* Problem requirements: Determine how many lines in the data below contain "level" and write only that number.

[Items from a dataset]
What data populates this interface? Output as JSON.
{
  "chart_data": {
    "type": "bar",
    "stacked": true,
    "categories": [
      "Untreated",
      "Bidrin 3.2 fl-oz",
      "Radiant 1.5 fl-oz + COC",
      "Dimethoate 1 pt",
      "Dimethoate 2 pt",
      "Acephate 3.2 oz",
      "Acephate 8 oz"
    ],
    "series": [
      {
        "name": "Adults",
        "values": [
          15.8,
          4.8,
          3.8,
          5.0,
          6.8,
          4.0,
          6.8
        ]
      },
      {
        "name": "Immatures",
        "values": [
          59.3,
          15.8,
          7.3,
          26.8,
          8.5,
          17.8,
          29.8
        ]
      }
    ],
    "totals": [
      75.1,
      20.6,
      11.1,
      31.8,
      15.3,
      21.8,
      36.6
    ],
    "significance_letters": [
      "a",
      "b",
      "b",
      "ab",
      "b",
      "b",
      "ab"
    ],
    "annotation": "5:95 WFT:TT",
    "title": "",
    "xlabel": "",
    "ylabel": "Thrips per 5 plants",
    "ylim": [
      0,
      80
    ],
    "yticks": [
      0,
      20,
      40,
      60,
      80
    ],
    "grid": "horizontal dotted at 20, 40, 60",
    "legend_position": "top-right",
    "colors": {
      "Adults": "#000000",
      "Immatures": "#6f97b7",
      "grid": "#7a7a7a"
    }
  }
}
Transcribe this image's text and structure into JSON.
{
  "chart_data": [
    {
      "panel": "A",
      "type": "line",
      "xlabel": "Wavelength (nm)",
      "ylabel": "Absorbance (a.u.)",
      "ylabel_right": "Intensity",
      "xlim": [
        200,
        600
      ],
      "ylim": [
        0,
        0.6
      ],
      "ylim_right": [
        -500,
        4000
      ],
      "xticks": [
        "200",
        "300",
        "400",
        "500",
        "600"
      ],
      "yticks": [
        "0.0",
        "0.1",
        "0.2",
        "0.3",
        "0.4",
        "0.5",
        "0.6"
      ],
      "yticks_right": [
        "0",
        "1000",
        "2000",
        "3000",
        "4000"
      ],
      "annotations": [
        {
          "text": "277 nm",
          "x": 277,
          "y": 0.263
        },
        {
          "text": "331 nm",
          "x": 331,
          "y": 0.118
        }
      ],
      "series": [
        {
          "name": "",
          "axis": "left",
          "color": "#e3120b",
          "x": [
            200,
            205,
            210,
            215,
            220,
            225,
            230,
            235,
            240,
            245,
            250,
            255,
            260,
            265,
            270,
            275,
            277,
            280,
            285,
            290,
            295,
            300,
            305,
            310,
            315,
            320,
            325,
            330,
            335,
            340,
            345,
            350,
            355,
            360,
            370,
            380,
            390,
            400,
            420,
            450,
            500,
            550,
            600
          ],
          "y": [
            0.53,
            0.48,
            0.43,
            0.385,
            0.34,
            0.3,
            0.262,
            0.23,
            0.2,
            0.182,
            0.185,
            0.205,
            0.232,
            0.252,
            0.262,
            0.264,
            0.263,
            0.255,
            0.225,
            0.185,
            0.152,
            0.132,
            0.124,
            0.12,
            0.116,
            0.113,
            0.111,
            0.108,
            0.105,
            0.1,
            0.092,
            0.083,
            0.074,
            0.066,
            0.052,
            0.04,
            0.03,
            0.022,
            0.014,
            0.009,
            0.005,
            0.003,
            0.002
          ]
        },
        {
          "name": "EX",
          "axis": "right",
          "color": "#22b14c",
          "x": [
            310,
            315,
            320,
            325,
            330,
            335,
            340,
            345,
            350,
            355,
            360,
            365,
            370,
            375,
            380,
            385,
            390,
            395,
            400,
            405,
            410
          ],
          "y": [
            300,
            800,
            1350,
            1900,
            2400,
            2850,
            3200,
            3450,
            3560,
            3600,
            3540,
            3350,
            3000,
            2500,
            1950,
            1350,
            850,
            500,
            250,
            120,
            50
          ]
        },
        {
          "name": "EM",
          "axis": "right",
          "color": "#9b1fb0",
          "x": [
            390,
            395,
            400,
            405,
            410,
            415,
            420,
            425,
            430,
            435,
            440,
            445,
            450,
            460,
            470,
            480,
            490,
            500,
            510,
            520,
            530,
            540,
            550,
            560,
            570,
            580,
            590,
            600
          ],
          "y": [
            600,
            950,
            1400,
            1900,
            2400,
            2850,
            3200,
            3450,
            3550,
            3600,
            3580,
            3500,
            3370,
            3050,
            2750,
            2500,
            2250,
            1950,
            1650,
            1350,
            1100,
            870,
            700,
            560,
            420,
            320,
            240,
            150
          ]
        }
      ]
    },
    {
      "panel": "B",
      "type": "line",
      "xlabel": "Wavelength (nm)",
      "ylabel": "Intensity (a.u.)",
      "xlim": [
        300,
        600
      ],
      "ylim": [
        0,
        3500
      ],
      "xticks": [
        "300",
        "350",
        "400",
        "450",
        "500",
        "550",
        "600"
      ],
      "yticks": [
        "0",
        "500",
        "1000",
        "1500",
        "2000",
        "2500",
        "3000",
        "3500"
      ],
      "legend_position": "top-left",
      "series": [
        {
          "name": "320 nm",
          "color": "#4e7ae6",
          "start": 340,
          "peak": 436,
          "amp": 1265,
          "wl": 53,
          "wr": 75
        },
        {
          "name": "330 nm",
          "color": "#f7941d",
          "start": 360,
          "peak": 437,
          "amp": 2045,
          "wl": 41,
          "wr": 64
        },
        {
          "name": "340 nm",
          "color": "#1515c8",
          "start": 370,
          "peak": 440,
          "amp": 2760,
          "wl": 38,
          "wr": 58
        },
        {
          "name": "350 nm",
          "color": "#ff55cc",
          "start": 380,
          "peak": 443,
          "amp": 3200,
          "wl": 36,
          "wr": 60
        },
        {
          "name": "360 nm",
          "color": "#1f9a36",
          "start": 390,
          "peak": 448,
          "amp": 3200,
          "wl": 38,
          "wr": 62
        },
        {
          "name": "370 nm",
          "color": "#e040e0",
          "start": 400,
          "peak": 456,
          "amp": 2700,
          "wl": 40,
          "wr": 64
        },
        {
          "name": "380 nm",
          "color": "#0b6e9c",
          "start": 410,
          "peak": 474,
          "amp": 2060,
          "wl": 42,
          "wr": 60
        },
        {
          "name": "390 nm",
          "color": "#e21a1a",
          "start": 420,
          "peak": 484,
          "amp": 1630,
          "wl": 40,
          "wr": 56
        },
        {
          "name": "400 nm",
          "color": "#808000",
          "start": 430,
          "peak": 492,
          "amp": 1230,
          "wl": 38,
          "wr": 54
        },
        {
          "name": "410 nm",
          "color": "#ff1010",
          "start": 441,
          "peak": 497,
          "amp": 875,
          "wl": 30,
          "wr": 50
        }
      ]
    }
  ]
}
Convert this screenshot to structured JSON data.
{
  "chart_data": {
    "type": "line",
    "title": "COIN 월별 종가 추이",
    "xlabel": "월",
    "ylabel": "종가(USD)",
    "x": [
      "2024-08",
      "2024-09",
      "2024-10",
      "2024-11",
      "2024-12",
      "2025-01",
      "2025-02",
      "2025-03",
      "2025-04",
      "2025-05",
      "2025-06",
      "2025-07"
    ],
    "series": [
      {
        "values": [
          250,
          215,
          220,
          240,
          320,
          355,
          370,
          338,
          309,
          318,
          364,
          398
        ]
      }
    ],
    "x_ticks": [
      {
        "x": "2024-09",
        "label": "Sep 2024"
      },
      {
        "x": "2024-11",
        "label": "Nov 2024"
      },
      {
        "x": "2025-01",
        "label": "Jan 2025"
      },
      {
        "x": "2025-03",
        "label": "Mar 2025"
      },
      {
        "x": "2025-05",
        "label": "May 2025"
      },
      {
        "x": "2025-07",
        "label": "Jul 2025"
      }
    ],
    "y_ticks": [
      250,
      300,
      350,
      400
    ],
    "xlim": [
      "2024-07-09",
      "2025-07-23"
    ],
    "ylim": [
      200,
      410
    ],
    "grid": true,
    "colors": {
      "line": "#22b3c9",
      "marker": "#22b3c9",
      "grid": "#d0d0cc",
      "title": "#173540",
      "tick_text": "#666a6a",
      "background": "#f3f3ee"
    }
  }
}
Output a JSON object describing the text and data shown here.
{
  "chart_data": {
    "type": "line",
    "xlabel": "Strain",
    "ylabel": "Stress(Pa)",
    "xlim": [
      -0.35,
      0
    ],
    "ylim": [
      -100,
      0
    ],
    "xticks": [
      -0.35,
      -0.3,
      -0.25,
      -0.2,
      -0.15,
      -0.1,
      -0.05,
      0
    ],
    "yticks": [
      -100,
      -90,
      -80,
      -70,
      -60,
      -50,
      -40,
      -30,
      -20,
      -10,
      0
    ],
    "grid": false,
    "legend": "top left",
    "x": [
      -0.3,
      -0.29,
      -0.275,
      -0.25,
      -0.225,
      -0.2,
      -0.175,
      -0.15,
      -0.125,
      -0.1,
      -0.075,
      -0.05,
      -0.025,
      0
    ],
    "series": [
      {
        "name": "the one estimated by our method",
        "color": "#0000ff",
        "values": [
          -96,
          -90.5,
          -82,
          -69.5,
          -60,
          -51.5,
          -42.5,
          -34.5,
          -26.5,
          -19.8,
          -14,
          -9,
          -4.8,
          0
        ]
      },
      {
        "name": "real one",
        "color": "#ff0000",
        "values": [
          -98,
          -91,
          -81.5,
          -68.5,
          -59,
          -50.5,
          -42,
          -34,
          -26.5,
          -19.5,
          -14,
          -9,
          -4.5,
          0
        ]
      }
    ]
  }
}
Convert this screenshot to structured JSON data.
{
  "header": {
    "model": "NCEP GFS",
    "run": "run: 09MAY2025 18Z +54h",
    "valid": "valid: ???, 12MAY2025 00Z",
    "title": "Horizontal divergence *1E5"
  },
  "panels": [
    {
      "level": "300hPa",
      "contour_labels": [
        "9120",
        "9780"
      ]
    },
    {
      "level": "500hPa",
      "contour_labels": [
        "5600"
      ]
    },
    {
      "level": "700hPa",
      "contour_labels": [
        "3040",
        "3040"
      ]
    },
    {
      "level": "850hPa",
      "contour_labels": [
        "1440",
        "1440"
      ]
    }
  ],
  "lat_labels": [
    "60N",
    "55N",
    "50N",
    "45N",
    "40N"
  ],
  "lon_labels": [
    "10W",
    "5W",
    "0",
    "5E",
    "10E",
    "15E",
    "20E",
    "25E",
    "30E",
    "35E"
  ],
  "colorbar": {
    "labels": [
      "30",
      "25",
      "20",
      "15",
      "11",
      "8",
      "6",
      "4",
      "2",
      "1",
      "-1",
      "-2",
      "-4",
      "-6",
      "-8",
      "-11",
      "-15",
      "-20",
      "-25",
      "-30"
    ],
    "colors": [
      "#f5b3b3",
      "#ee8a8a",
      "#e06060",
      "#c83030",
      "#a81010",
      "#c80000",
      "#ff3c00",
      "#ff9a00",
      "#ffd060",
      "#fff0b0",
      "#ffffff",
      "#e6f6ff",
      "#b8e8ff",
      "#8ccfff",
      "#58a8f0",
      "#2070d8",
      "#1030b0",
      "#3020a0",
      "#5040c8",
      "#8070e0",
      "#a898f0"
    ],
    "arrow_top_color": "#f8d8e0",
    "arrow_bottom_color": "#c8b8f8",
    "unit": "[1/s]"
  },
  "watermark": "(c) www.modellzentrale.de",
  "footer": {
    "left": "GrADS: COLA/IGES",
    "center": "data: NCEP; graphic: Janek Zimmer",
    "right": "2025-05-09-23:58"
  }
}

* Answer to the exercise: 4